### [AUFGABEN]
1. Gib aus der Entscheidung des Verwaltungsgerichtshofs den Teil zwischen „Der Bund hat“ und „Schutz gestellt habe.“ wortgetreu wieder, beide Stellen eingeschlossen.
2. Nenne alle Rechtsvorschriften, die in der Entscheidung des Verwaltungsgerichtshofs unter der Überschrift „Norm“ stehen.
3. Knüpfe an den letzten Satz der Entscheidung des Verwaltungsgerichtshofs an und schreib sie weiter.

+++ TEXTAUSZUG

40/01 Verwaltungsverfahren;
41/02 Asylrecht;
41/02 Passrecht Fremdenrecht;

Norm

AVG §45 Abs2;
AVG §47;
BFA-VG 2014 §21 Abs3;
BFA-VG 2014 §21 Abs6a;
BFA-VG 2014 §21 Abs7;

Betreff

Der Verwaltungsgerichtshof hat durch den Vorsitzenden Senatspräsident Dr. Zens, die Hofräte Dr. Pürgy und Mag. Stickler, die Hofrätin Dr.in Lachmayer sowie den Hofrat Dr. Faber als Richter, unter Mitwirkung des Schriftführers Mag. Wuketich, über die Revision des A N, vertreten durch Mag. Dr. Helmut Blum, Rechtsanwalt in 4020 Linz, Mozartstraße 11/6, gegen das Erkenntnis des Bundesverwaltungsgerichts vom 30. April 2018, Zl. W153 2188961- 1/8E, betreffend Zurückweisung eines Antrages auf internationalen Schutz nach dem AsylG 2005 und Anordnung einer Außerlandesbringung nach dem FPG (belangte Behörde vor dem Verwaltungsgericht: Bundesamt für Fremdenwesen und Asyl), zu Recht erkannt:

Spruch

Das angefochtene Erkenntnis wird wegen Rechtswidrigkeit infolge Verletzung von Verfahrensvorschriften aufgehoben.

Der Bund hat dem Revisionswerber Aufwendungen in der Höhe von EUR 1.106,40 binnen zwei Wochen bei sonstiger Exekution zu ersetzen.

Begründung

1 Der Revisionswerber, ein Staatsangehöriger Afghanistans, stellte am 12. September 2017 den gegenständlichen Antrag auf internationalen Schutz. Eine Abfrage im Eurodac-System ergab, dass der Revisionswerber am 21. Februar 2008 in Italien einen Antrag auf internationalen Schutz gestellt habe.

2 Der Revisionswerber gab im Wesentlichen an, seinen Heimatstaat vor etwa einem Monat verlassen zu haben. Er sei über den Iran, die Türkei, Griechenland und weitere, ihm unbekannte Länder nach Österreich gelangt. Einen Antrag auf internationalen Schutz habe er im Lauf seiner aktuellen Flucht noch nicht gestellt. Er sei vor Jahren in Italien erkennungsdienstlich behandelt worden, habe dort jedoch keinen Antrag auf internationalen Schutz gestellt. In der Folge sei er über Frankreich nach Großbritannien gereist, wo er um internationalen Schutz angesucht habe. Aus Großbritannien sei er jedoch ohne Aushändigung einer Entscheidung nach Afghanistan abgeschoben worden, wo er sich etwa neun Jahre aufgehalten habe. Vor etwa drei Jahren habe er sich in Afghanistan eine Tazkira und einen Führerschein ausstellen lassen, diese Dokumente befänden sich aber noch im Herkunftsstaat.

3 Das Bundesamt für Fremdenwesen und Asyl (Bundesamt) stellte am 18. September 2017 ein Wiederaufnahmeersuchen gemäß Art. 18 Abs. 1 lit. b Verordnung (EU) Nr. 604/2013 (Dublin III-VO) an die italienischen Behörden. Mangels Reaktion wurde diesen mit Schreiben vom 4. Oktober 2017 mitgeteilt, dass Italien nunmehr zur Durchführung des Verfahrens zuständig sei.

++++++
+++ DATENZEILEN

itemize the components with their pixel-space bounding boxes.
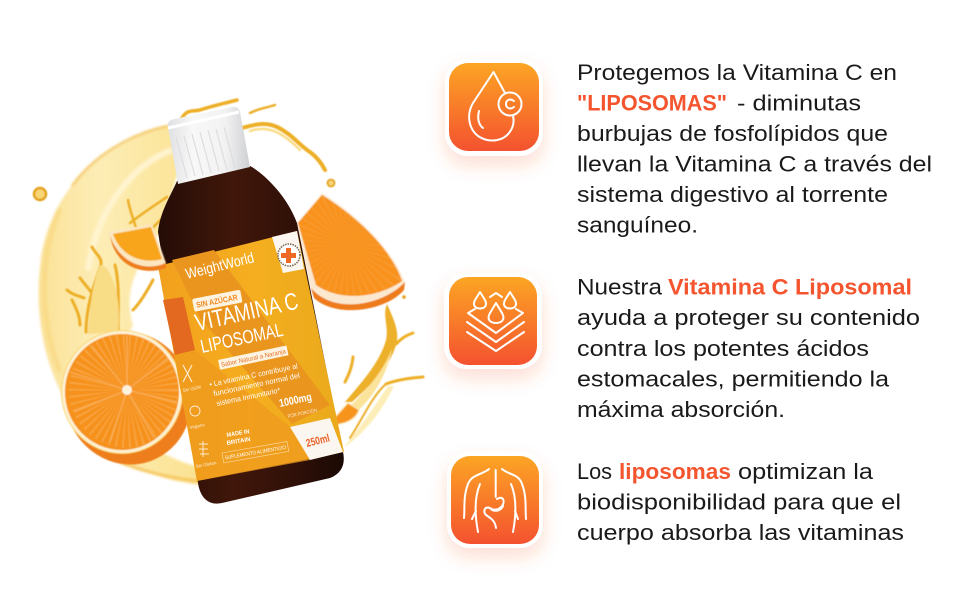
icon: liquid drop with vitamin C xyxy=(445,59,543,156)
liquid swirl background xyxy=(39,124,212,486)
text block: vitamina C liposomal: Nuestra xyxy=(577,274,663,300)
label text: Sin OGM xyxy=(182,384,202,393)
label text: SUPLEMENTO ALIMENTICIO xyxy=(224,445,287,462)
label text: 250ml xyxy=(305,432,331,450)
seal badge xyxy=(278,244,300,266)
label text: Sin Gluten xyxy=(195,460,217,469)
bottle body xyxy=(158,166,344,504)
text block: vitamina C liposomal: estomacales, permitiendo la xyxy=(577,366,890,392)
label text: VITAMINA C xyxy=(192,288,301,337)
product bottle xyxy=(158,107,344,504)
label text: Vegano xyxy=(189,422,206,430)
label text: LIPOSOMAL xyxy=(199,320,285,358)
text block: biodisponibilidad: biodisponibilidad para que el xyxy=(577,490,901,514)
text block: biodisponibilidad: optimizan la xyxy=(738,459,874,484)
label text: POR PORCIÓN xyxy=(287,407,318,420)
label text: • La vitamina C contribuye al xyxy=(209,361,299,389)
orange wedge right xyxy=(297,193,405,310)
text block: liposomas: sistema digestivo al torrente xyxy=(577,182,888,207)
text block: liposomas: "LIPOSOMAS" xyxy=(577,90,727,116)
text block: vitamina C liposomal: ayuda a proteger su contenido xyxy=(577,305,920,330)
orange wedge left xyxy=(108,224,166,271)
text block: liposomas: Protegemos la Vitamina C en xyxy=(577,60,897,85)
label text: sistema inmunitario* xyxy=(216,386,281,408)
text block: biodisponibilidad: cuerpo absorba las vitaminas xyxy=(577,520,904,545)
label text: MADE IN xyxy=(226,429,250,439)
text block: vitamina C liposomal: contra los potentes ácidos xyxy=(577,336,869,361)
bottle cap xyxy=(168,107,250,184)
text block: liposomas: llevan la Vitamina C a través del xyxy=(577,152,932,176)
label text: SIN AZÚCAR xyxy=(195,293,239,310)
text block: liposomas xyxy=(577,60,932,238)
orange half xyxy=(60,330,187,466)
label text: BRITAIN xyxy=(226,437,251,447)
text block: liposomas: burbujas de fosfolípidos que xyxy=(577,121,888,146)
text block: liposomas: - diminutas xyxy=(737,90,861,116)
text block: vitamina C liposomal: máxima absorción. xyxy=(577,397,785,422)
icon: torso with stomach xyxy=(447,452,543,548)
label text: 1000mg xyxy=(278,391,313,410)
text block: vitamina C liposomal xyxy=(577,274,920,422)
text block: biodisponibilidad: Los xyxy=(577,459,612,484)
text block: biodisponibilidad xyxy=(577,459,904,545)
label text xyxy=(182,249,331,469)
text block: biodisponibilidad: liposomas xyxy=(619,459,731,484)
text block: liposomas: sanguíneo. xyxy=(577,212,698,238)
icon: protective layers with drops xyxy=(444,273,542,369)
label text: Sabor Natural a Naranja xyxy=(220,348,287,369)
orange small wedge lower right xyxy=(328,403,359,425)
label xyxy=(158,231,344,481)
liquid splashes xyxy=(34,100,423,447)
label text: WeightWorld xyxy=(184,249,256,283)
label text: funcionamiento normal del xyxy=(213,371,301,398)
text block: vitamina C liposomal: Vitamina C Liposomal xyxy=(668,274,912,300)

++++++

### [ANTWORTEN]
1.
Der Bund hat dem Revisionswerber Aufwendungen in der Höhe von EUR 1.106,40 binnen zwei Wochen bei sonstiger Exekution zu ersetzen.

Begründung

1 Der Revisionswerber, ein Staatsangehöriger Afghanistans, stellte am 12. September 2017 den gegenständlichen Antrag auf internationalen Schutz. Eine Abfrage im Eurodac-System ergab, dass der Revisionswerber am 21. Februar 2008 in Italien einen Antrag auf internationalen Schutz gestellt habe.

2.
- AVG §45 Abs2
- AVG §47
- BFA-VG 2014 §21 Abs3
- BFA-VG 2014 §21 Abs6a
- BFA-VG 2014 §21 Abs7

3.
4 In seiner Einvernahme vor dem Bundesamt am 19. Oktober 2017 brachte der Revisionswerber unter anderem vor, dass keine Zuständigkeit Italiens bestehe, weil er den Dublin-Raum für mehr als drei Monate verlassen habe. Außerdem beantragte er, bei den britischen Behörden anzufragen, wann seine Abschiebung nach Afghanistan stattgefunden habe. Im Lauf des Verfahrens legte der Revisionswerber überdies nachgesendete Kopien seiner Dokumente (laut seinen Angaben Geburtsurkunde und Führerschein), welche er sich nach seiner Rückkehr nach Afghanistan ausstellen lassen habe, vor.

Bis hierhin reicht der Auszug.